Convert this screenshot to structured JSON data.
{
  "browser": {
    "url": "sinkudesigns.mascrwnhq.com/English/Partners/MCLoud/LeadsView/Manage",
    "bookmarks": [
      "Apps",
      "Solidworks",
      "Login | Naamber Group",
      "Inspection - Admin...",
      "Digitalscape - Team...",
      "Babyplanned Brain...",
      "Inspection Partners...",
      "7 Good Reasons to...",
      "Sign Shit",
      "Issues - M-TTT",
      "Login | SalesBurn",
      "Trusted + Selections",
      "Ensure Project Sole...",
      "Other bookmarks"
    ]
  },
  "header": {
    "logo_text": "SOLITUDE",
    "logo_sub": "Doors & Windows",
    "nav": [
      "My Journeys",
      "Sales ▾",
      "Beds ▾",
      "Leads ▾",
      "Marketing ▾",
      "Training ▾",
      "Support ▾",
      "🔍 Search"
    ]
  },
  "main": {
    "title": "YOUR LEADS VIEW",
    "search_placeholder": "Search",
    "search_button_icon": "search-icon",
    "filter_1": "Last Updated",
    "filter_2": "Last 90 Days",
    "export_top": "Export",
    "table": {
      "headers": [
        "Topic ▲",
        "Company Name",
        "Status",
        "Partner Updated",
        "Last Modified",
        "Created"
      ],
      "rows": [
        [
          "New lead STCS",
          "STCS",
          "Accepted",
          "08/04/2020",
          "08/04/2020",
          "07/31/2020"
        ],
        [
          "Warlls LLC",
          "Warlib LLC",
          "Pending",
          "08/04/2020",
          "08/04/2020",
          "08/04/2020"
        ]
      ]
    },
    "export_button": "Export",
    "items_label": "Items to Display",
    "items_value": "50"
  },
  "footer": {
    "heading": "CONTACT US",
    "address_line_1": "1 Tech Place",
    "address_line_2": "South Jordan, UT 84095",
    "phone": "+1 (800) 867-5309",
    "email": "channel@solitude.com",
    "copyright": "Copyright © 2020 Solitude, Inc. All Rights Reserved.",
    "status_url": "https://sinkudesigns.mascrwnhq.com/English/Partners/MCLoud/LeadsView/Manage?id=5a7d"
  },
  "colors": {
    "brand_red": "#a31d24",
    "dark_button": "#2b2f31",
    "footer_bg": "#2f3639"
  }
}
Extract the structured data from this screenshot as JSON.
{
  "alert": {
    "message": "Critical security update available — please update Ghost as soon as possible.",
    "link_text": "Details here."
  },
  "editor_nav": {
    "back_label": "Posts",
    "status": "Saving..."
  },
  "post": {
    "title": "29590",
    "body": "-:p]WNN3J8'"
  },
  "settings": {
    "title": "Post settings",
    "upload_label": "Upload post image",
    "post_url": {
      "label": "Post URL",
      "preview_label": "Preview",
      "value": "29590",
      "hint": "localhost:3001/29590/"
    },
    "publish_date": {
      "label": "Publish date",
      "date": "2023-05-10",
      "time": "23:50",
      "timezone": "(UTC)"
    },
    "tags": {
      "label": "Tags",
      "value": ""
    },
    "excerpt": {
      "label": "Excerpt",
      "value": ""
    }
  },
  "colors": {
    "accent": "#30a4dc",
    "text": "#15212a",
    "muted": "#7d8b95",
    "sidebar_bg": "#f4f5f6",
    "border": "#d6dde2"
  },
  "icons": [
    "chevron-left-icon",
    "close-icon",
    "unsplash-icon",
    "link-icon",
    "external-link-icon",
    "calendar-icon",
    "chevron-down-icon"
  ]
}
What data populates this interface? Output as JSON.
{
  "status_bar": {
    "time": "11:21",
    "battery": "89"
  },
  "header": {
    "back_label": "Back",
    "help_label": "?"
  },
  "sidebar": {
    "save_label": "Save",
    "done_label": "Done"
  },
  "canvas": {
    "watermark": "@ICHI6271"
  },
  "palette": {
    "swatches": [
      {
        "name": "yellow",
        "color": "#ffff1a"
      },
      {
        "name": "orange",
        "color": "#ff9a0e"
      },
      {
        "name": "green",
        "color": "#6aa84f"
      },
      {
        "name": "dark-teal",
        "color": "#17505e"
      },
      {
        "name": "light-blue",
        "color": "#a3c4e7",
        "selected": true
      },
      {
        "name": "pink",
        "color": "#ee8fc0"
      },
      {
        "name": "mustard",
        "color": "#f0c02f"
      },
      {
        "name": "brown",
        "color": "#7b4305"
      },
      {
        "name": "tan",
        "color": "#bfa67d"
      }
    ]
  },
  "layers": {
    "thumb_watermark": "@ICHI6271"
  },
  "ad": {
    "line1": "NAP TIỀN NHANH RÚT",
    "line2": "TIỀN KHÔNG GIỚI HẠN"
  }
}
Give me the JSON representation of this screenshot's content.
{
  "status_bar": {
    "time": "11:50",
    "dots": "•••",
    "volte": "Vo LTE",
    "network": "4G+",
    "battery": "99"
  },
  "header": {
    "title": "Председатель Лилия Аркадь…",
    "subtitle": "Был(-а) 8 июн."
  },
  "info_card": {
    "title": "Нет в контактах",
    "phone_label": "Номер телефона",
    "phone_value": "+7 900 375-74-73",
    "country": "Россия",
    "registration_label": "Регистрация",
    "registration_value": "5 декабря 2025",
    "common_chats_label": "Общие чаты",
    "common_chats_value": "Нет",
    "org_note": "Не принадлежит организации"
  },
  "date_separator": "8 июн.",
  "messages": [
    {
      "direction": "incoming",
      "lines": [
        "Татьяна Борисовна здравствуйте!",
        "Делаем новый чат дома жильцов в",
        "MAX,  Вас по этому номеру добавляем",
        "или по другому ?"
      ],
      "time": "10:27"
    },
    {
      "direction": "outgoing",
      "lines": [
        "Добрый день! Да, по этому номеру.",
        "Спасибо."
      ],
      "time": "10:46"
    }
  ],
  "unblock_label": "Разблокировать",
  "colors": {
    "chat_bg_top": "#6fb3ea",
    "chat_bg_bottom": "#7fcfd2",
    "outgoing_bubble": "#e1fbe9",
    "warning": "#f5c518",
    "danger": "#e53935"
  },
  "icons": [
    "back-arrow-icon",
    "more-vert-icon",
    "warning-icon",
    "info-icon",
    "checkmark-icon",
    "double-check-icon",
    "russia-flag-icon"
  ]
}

§ **Aim of the task**
Track down every line of the material containing the string "Updated", and copy it.

§ **Written answer**
    "filter_1": "Last Updated",
        "Partner Updated",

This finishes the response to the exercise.